* START Data provided *
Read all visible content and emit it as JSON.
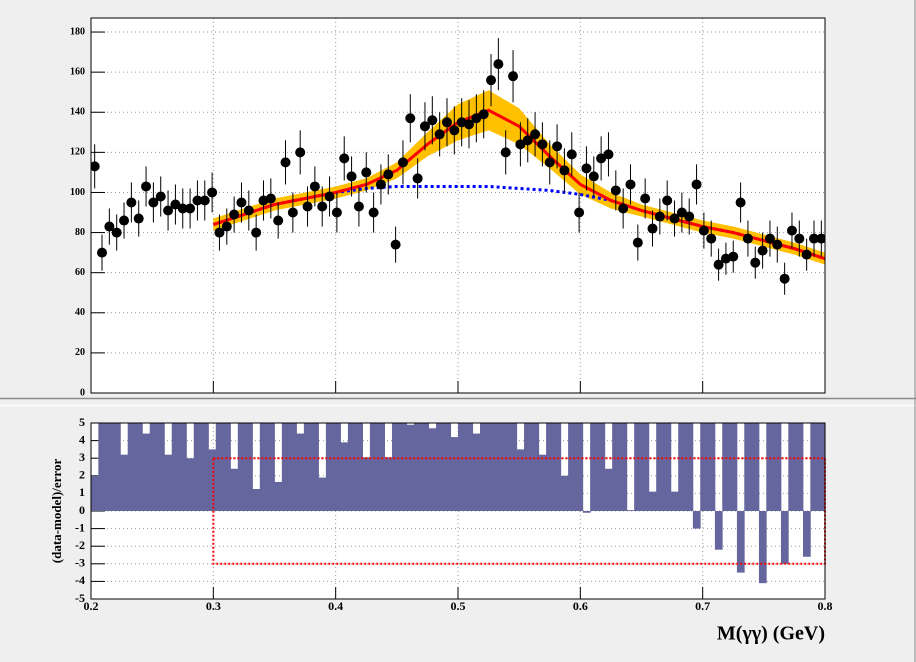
{
  "chart_data": [
    {
      "type": "scatter",
      "x": [
        0.203,
        0.209,
        0.215,
        0.221,
        0.227,
        0.233,
        0.239,
        0.245,
        0.251,
        0.257,
        0.263,
        0.269,
        0.275,
        0.281,
        0.287,
        0.293,
        0.299,
        0.305,
        0.311,
        0.317,
        0.323,
        0.329,
        0.335,
        0.341,
        0.347,
        0.353,
        0.359,
        0.365,
        0.371,
        0.377,
        0.383,
        0.389,
        0.395,
        0.401,
        0.407,
        0.413,
        0.419,
        0.425,
        0.431,
        0.437,
        0.443,
        0.449,
        0.455,
        0.461,
        0.467,
        0.473,
        0.479,
        0.485,
        0.491,
        0.497,
        0.503,
        0.509,
        0.515,
        0.521,
        0.527,
        0.533,
        0.539,
        0.545,
        0.551,
        0.557,
        0.563,
        0.569,
        0.575,
        0.581,
        0.587,
        0.593,
        0.599,
        0.605,
        0.611,
        0.617,
        0.623,
        0.629,
        0.635,
        0.641,
        0.647,
        0.653,
        0.659,
        0.665,
        0.671,
        0.677,
        0.683,
        0.689,
        0.695,
        0.701,
        0.707,
        0.713,
        0.719,
        0.725,
        0.731,
        0.737,
        0.743,
        0.749,
        0.755,
        0.761,
        0.767,
        0.773,
        0.779,
        0.785,
        0.791,
        0.797
      ],
      "values": [
        113,
        70,
        83,
        80,
        86,
        95,
        87,
        103,
        95,
        98,
        91,
        94,
        92,
        92,
        96,
        96,
        100,
        80,
        83,
        89,
        95,
        91,
        80,
        96,
        97,
        86,
        115,
        90,
        120,
        93,
        103,
        93,
        98,
        90,
        117,
        108,
        93,
        110,
        90,
        104,
        109,
        74,
        115,
        137,
        107,
        133,
        136,
        129,
        135,
        131,
        135,
        134,
        137,
        139,
        156,
        164,
        120,
        158,
        124,
        126,
        129,
        124,
        115,
        123,
        111,
        119,
        90,
        112,
        108,
        117,
        119,
        101,
        92,
        104,
        75,
        97,
        82,
        88,
        96,
        87,
        90,
        88,
        104,
        81,
        77,
        64,
        67,
        68,
        95,
        77,
        65,
        71,
        77,
        74,
        57,
        81,
        77,
        69,
        77,
        77
      ],
      "errors": [
        11,
        9,
        9,
        9,
        9,
        10,
        9,
        10,
        10,
        10,
        10,
        10,
        10,
        10,
        10,
        10,
        10,
        9,
        9,
        9,
        10,
        10,
        9,
        10,
        10,
        9,
        11,
        10,
        11,
        10,
        10,
        10,
        10,
        10,
        11,
        10,
        10,
        10,
        10,
        10,
        10,
        9,
        11,
        12,
        10,
        12,
        12,
        11,
        12,
        12,
        12,
        12,
        12,
        12,
        13,
        13,
        11,
        13,
        11,
        11,
        11,
        11,
        11,
        11,
        11,
        11,
        10,
        11,
        10,
        11,
        11,
        10,
        10,
        10,
        9,
        10,
        9,
        9,
        10,
        9,
        10,
        9,
        10,
        9,
        9,
        8,
        8,
        8,
        10,
        9,
        8,
        9,
        9,
        9,
        8,
        9,
        9,
        8,
        9,
        9
      ],
      "color": "#000000",
      "curve_x": [
        0.3,
        0.325,
        0.35,
        0.375,
        0.4,
        0.425,
        0.45,
        0.475,
        0.5,
        0.525,
        0.55,
        0.575,
        0.6,
        0.625,
        0.65,
        0.675,
        0.7,
        0.725,
        0.75,
        0.775,
        0.8
      ],
      "band": {
        "low": [
          81,
          86,
          91,
          94,
          97,
          101,
          107,
          118,
          126,
          131,
          124,
          112,
          99,
          92,
          88,
          84,
          80,
          77,
          73,
          69,
          64
        ],
        "high": [
          87,
          92,
          97,
          100,
          103,
          107,
          115,
          130,
          144,
          151,
          142,
          124,
          109,
          100,
          94,
          90,
          86,
          83,
          79,
          75,
          70
        ],
        "color": "#ffc000"
      },
      "background": {
        "values": [
          84,
          89,
          94,
          97,
          100,
          102,
          103,
          103,
          103,
          103,
          102,
          101,
          99,
          96,
          91,
          87,
          83,
          80,
          76,
          72,
          67
        ],
        "color": "#0000ff"
      },
      "fit": {
        "values": [
          84,
          89,
          94,
          97,
          100,
          104,
          111,
          124,
          135,
          141,
          133,
          118,
          104,
          96,
          91,
          87,
          83,
          80,
          76,
          72,
          67
        ],
        "color": "#ff0000"
      },
      "xlim": [
        0.2,
        0.8
      ],
      "xticks": [
        0.2,
        0.3,
        0.4,
        0.5,
        0.6,
        0.7,
        0.8
      ],
      "ylim": [
        0,
        187
      ],
      "yticks": [
        0,
        20,
        40,
        60,
        80,
        100,
        120,
        140,
        160,
        180
      ],
      "grid": true
    },
    {
      "type": "bar",
      "x": [
        0.203,
        0.209,
        0.215,
        0.221,
        0.227,
        0.233,
        0.239,
        0.245,
        0.251,
        0.257,
        0.263,
        0.269,
        0.275,
        0.281,
        0.287,
        0.293,
        0.299,
        0.305,
        0.311,
        0.317,
        0.323,
        0.329,
        0.335,
        0.341,
        0.347,
        0.353,
        0.359,
        0.365,
        0.371,
        0.377,
        0.383,
        0.389,
        0.395,
        0.401,
        0.407,
        0.413,
        0.419,
        0.425,
        0.431,
        0.437,
        0.443,
        0.449,
        0.455,
        0.461,
        0.467,
        0.473,
        0.479,
        0.485,
        0.491,
        0.497,
        0.503,
        0.509,
        0.515,
        0.521,
        0.527,
        0.533,
        0.539,
        0.545,
        0.551,
        0.557,
        0.563,
        0.569,
        0.575,
        0.581,
        0.587,
        0.593,
        0.599,
        0.605,
        0.611,
        0.617,
        0.623,
        0.629,
        0.635,
        0.641,
        0.647,
        0.653,
        0.659,
        0.665,
        0.671,
        0.677,
        0.683,
        0.689,
        0.695,
        0.701,
        0.707,
        0.713,
        0.719,
        0.725,
        0.731,
        0.737,
        0.743,
        0.749,
        0.755,
        0.761,
        0.767,
        0.773,
        0.779,
        0.785,
        0.791,
        0.797
      ],
      "values": [
        2.0,
        5,
        5,
        5,
        3.2,
        5,
        5,
        4.4,
        5,
        5,
        3.2,
        5,
        5,
        3.0,
        5,
        5,
        3.5,
        5,
        5,
        2.4,
        5,
        5,
        1.25,
        5,
        5,
        1.65,
        5,
        5,
        4.4,
        5,
        5,
        1.9,
        5,
        5,
        3.9,
        5,
        5,
        3.05,
        5,
        5,
        3.05,
        5,
        5,
        4.9,
        5,
        5,
        4.7,
        5,
        5,
        4.2,
        5,
        5,
        4.4,
        5,
        5,
        5,
        5,
        5,
        3.5,
        5,
        5,
        3.2,
        5,
        5,
        2.0,
        5,
        5,
        -0.1,
        5,
        5,
        2.4,
        5,
        5,
        0.05,
        5,
        5,
        1.1,
        5,
        5,
        1.1,
        5,
        5,
        -1.0,
        5,
        5,
        -2.2,
        5,
        5,
        -3.5,
        5,
        5,
        -4.1,
        5,
        5,
        -3.0,
        5,
        5,
        -2.6,
        5,
        5
      ],
      "color": "#66669e",
      "box": {
        "x": [
          0.3,
          0.8
        ],
        "y": [
          -3,
          3
        ],
        "color": "#ff0000"
      },
      "xlabel": "M(γγ) (GeV)",
      "ylabel": "(data-model)/error",
      "xlim": [
        0.2,
        0.8
      ],
      "xticks": [
        0.2,
        0.3,
        0.4,
        0.5,
        0.6,
        0.7,
        0.8
      ],
      "ylim": [
        -5,
        5
      ],
      "yticks": [
        -5,
        -4,
        -3,
        -2,
        -1,
        0,
        1,
        2,
        3,
        4,
        5
      ],
      "grid": true
    }
  ]
}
* END Data provided *
### Exercise details
Show all lines above holding "color".

### Exercise result
      "color": "#000000",
        "color": "#ffc000"
        "color": "#0000ff"
        "color": "#ff0000"
      "color": "#66669e",
        "color": "#ff0000"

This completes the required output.